Exercise goal: Leave the pictures out, and retype all of the material exactly as written.

* * * * * * *

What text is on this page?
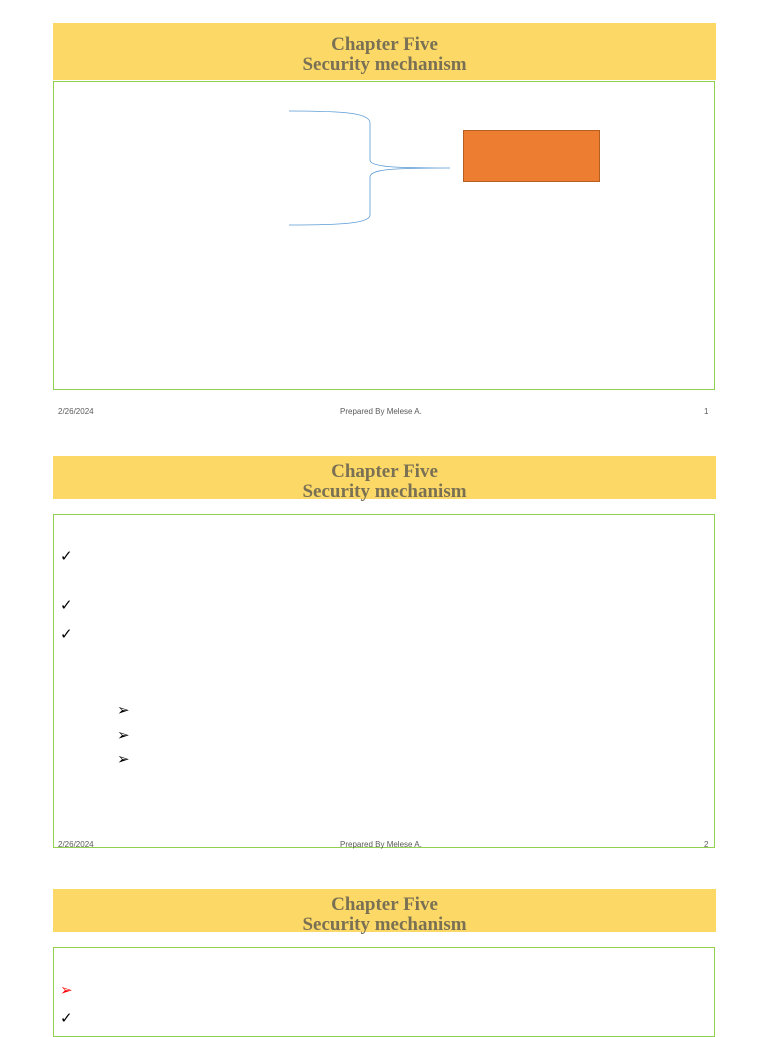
Chapter Five
Security mechanism
2/26/2024	Prepared By Melese A.	1
Chapter Five
Security mechanism
✓
✓
✓
➢
➢
➢
2/26/2024	Prepared By Melese A.	2
Chapter Five
Security mechanism
➢
✓
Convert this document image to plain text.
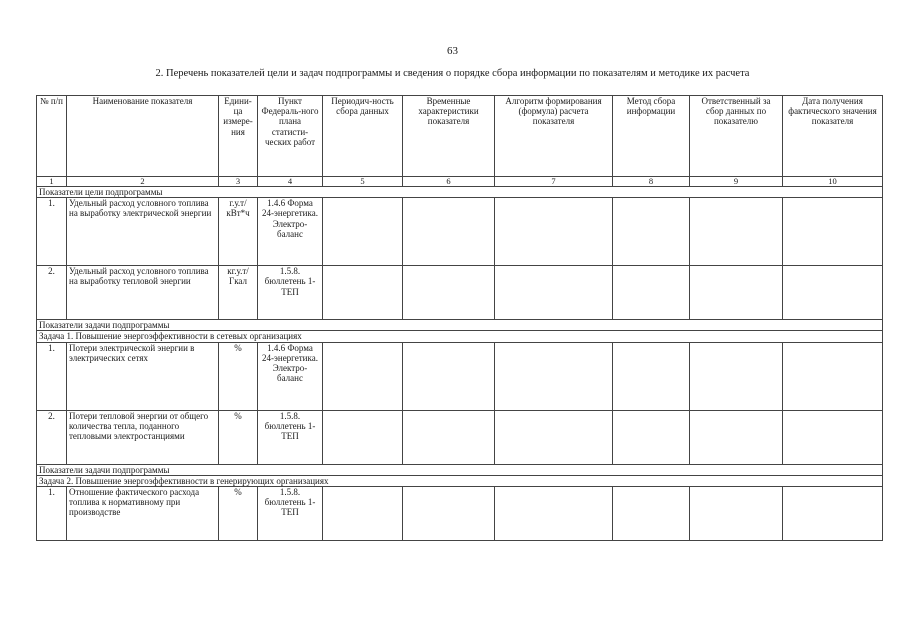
63
2. Перечень показателей цели и задач подпрограммы и сведения о порядке сбора информации по показателям и методике их расчета
№ п/п	Наименование показателя	Едини-ца измере-ния	Пункт Федераль-ного плана статисти-ческих работ	Периодич-ность сбора данных	Временные характеристики показателя	Алгоритм формирования (формула) расчета показателя	Метод сбора информации	Ответственный за сбор данных по показателю	Дата получения фактического значения показателя
1	2	3	4	5	6	7	8	9	10
Показатели цели подпрограммы									
1.	Удельный расход условного топлива на выработку электрической энергии	г.у.т/ кВт*ч	1.4.6 Форма 24-энергетика. Электро-баланс						
2.	Удельный расход условного топлива на выработку тепловой энергии	кг.у.т/ Гкал	1.5.8. бюллетень 1-ТЕП						
Показатели задачи подпрограммы									
Задача 1. Повышение энергоэффективности в сетевых организациях									
1.	Потери электрической энергии в электрических сетях	%	1.4.6 Форма 24-энергетика. Электро-баланс						
2.	Потери тепловой энергии от общего количества тепла, поданного тепловыми электростанциями	%	1.5.8. бюллетень 1-ТЕП						
Показатели задачи подпрограммы									
Задача 2. Повышение энергоэффективности в генерирующих организациях									
1.	Отношение фактического расхода топлива к нормативному при производстве	%	1.5.8. бюллетень 1-ТЕП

* * * * * * *

Correct answer:
What text is on this page?
Chapter Five
Security mechanism
2/26/2024	Prepared By Melese A.	1
Chapter Five
Security mechanism
✓
✓
✓
➢
➢
➢
2/26/2024	Prepared By Melese A.	2
Chapter Five
Security mechanism
➢
✓
Convert this document image to plain text.
63
2. Перечень показателей цели и задач подпрограммы и сведения о порядке сбора информации по показателям и методике их расчета
№ п/п	Наименование показателя	Едини-ца измере-ния	Пункт Федераль-ного плана статисти-ческих работ	Периодич-ность сбора данных	Временные характеристики показателя	Алгоритм формирования (формула) расчета показателя	Метод сбора информации	Ответственный за сбор данных по показателю	Дата получения фактического значения показателя
1	2	3	4	5	6	7	8	9	10
Показатели цели подпрограммы									
1.	Удельный расход условного топлива на выработку электрической энергии	г.у.т/ кВт*ч	1.4.6 Форма 24-энергетика. Электро-баланс						
2.	Удельный расход условного топлива на выработку тепловой энергии	кг.у.т/ Гкал	1.5.8. бюллетень 1-ТЕП						
Показатели задачи подпрограммы									
Задача 1. Повышение энергоэффективности в сетевых организациях									
1.	Потери электрической энергии в электрических сетях	%	1.4.6 Форма 24-энергетика. Электро-баланс						
2.	Потери тепловой энергии от общего количества тепла, поданного тепловыми электростанциями	%	1.5.8. бюллетень 1-ТЕП						
Показатели задачи подпрограммы									
Задача 2. Повышение энергоэффективности в генерирующих организациях									
1.	Отношение фактического расхода топлива к нормативному при производстве	%	1.5.8. бюллетень 1-ТЕП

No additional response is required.